• _What you are asked to do_:
Transcribe the whole listing below without changing a word, but leave out every image.

..............................

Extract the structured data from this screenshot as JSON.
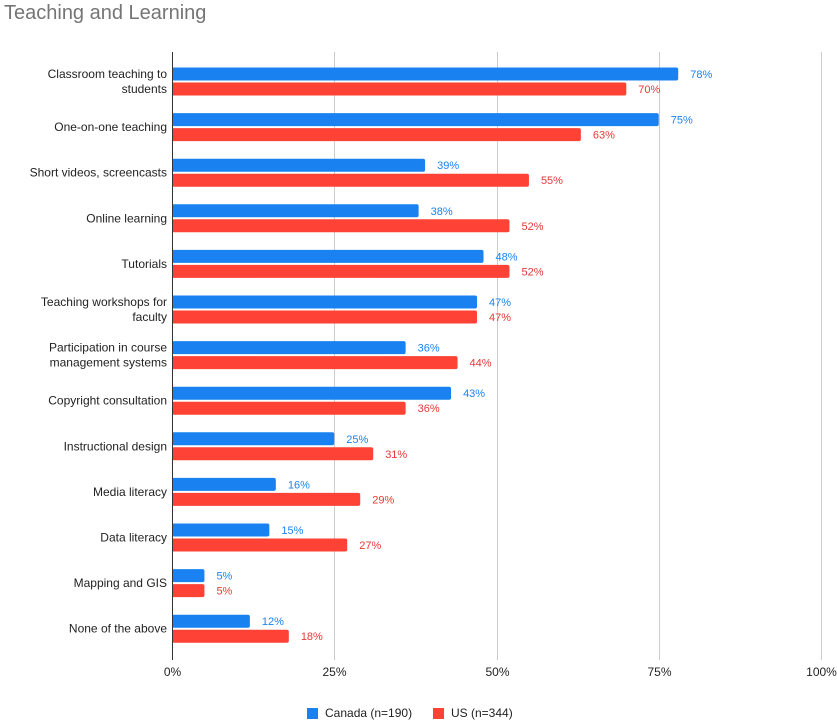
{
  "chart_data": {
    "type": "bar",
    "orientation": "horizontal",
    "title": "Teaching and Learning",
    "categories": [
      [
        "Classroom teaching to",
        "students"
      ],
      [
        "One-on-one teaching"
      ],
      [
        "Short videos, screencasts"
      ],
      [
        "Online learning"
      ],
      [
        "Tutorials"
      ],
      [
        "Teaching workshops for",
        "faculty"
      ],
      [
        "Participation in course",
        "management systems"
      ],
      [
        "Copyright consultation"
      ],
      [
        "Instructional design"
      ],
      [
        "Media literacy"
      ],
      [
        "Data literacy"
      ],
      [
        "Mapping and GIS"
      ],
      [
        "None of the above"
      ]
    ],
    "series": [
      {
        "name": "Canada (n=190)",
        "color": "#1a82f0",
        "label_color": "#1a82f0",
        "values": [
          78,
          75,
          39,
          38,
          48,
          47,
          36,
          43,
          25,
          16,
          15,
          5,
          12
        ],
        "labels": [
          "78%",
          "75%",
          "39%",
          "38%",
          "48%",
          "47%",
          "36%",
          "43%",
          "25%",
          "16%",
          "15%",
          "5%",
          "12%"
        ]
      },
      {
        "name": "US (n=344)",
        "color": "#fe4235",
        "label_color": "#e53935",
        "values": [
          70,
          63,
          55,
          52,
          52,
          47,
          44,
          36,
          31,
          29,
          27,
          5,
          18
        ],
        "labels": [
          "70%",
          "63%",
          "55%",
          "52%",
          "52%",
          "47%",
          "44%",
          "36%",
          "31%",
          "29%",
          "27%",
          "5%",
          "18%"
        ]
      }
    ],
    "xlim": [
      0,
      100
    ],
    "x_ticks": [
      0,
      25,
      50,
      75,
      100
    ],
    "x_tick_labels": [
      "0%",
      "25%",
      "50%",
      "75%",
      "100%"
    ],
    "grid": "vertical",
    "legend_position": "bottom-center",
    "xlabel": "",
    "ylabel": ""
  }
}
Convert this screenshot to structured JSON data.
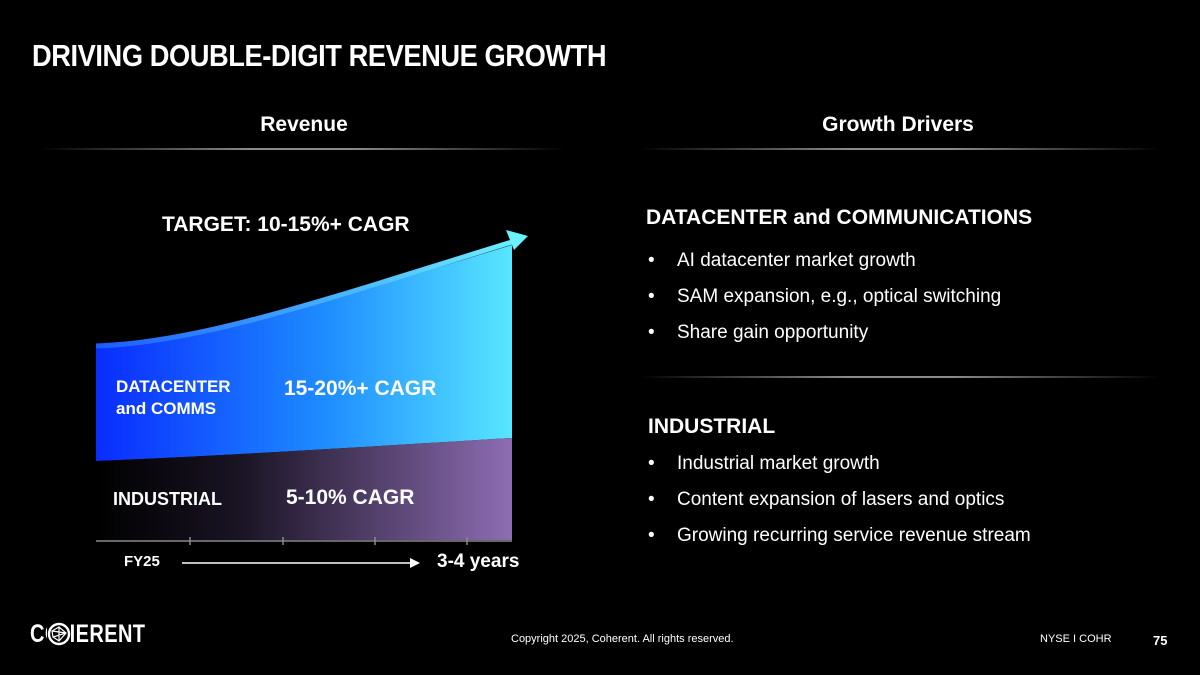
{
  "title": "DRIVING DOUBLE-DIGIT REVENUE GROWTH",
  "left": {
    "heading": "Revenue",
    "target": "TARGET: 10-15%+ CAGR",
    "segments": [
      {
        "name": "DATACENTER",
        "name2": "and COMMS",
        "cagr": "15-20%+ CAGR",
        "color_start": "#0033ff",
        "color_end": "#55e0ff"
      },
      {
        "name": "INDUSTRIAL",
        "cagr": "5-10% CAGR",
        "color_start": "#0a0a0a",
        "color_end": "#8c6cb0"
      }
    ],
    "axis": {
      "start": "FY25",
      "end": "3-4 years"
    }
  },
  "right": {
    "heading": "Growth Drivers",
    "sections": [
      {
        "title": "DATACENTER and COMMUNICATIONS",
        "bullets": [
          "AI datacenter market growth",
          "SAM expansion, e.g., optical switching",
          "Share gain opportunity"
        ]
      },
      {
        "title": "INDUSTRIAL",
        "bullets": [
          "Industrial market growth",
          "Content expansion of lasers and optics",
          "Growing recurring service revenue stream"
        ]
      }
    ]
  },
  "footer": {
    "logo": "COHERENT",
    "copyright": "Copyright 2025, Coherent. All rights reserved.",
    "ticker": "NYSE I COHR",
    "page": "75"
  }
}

..............................

• _Answer below_:
Extract the structured data from this screenshot as JSON.
{
  "chart_data": {
    "type": "bar",
    "orientation": "horizontal",
    "title": "Teaching and Learning",
    "categories": [
      [
        "Classroom teaching to",
        "students"
      ],
      [
        "One-on-one teaching"
      ],
      [
        "Short videos, screencasts"
      ],
      [
        "Online learning"
      ],
      [
        "Tutorials"
      ],
      [
        "Teaching workshops for",
        "faculty"
      ],
      [
        "Participation in course",
        "management systems"
      ],
      [
        "Copyright consultation"
      ],
      [
        "Instructional design"
      ],
      [
        "Media literacy"
      ],
      [
        "Data literacy"
      ],
      [
        "Mapping and GIS"
      ],
      [
        "None of the above"
      ]
    ],
    "series": [
      {
        "name": "Canada (n=190)",
        "color": "#1a82f0",
        "label_color": "#1a82f0",
        "values": [
          78,
          75,
          39,
          38,
          48,
          47,
          36,
          43,
          25,
          16,
          15,
          5,
          12
        ],
        "labels": [
          "78%",
          "75%",
          "39%",
          "38%",
          "48%",
          "47%",
          "36%",
          "43%",
          "25%",
          "16%",
          "15%",
          "5%",
          "12%"
        ]
      },
      {
        "name": "US (n=344)",
        "color": "#fe4235",
        "label_color": "#e53935",
        "values": [
          70,
          63,
          55,
          52,
          52,
          47,
          44,
          36,
          31,
          29,
          27,
          5,
          18
        ],
        "labels": [
          "70%",
          "63%",
          "55%",
          "52%",
          "52%",
          "47%",
          "44%",
          "36%",
          "31%",
          "29%",
          "27%",
          "5%",
          "18%"
        ]
      }
    ],
    "xlim": [
      0,
      100
    ],
    "x_ticks": [
      0,
      25,
      50,
      75,
      100
    ],
    "x_tick_labels": [
      "0%",
      "25%",
      "50%",
      "75%",
      "100%"
    ],
    "grid": "vertical",
    "legend_position": "bottom-center",
    "xlabel": "",
    "ylabel": ""
  }
}
Convert this screenshot to structured JSON data.
{
  "title": "DRIVING DOUBLE-DIGIT REVENUE GROWTH",
  "left": {
    "heading": "Revenue",
    "target": "TARGET: 10-15%+ CAGR",
    "segments": [
      {
        "name": "DATACENTER",
        "name2": "and COMMS",
        "cagr": "15-20%+ CAGR",
        "color_start": "#0033ff",
        "color_end": "#55e0ff"
      },
      {
        "name": "INDUSTRIAL",
        "cagr": "5-10% CAGR",
        "color_start": "#0a0a0a",
        "color_end": "#8c6cb0"
      }
    ],
    "axis": {
      "start": "FY25",
      "end": "3-4 years"
    }
  },
  "right": {
    "heading": "Growth Drivers",
    "sections": [
      {
        "title": "DATACENTER and COMMUNICATIONS",
        "bullets": [
          "AI datacenter market growth",
          "SAM expansion, e.g., optical switching",
          "Share gain opportunity"
        ]
      },
      {
        "title": "INDUSTRIAL",
        "bullets": [
          "Industrial market growth",
          "Content expansion of lasers and optics",
          "Growing recurring service revenue stream"
        ]
      }
    ]
  },
  "footer": {
    "logo": "COHERENT",
    "copyright": "Copyright 2025, Coherent. All rights reserved.",
    "ticker": "NYSE I COHR",
    "page": "75"
  }
}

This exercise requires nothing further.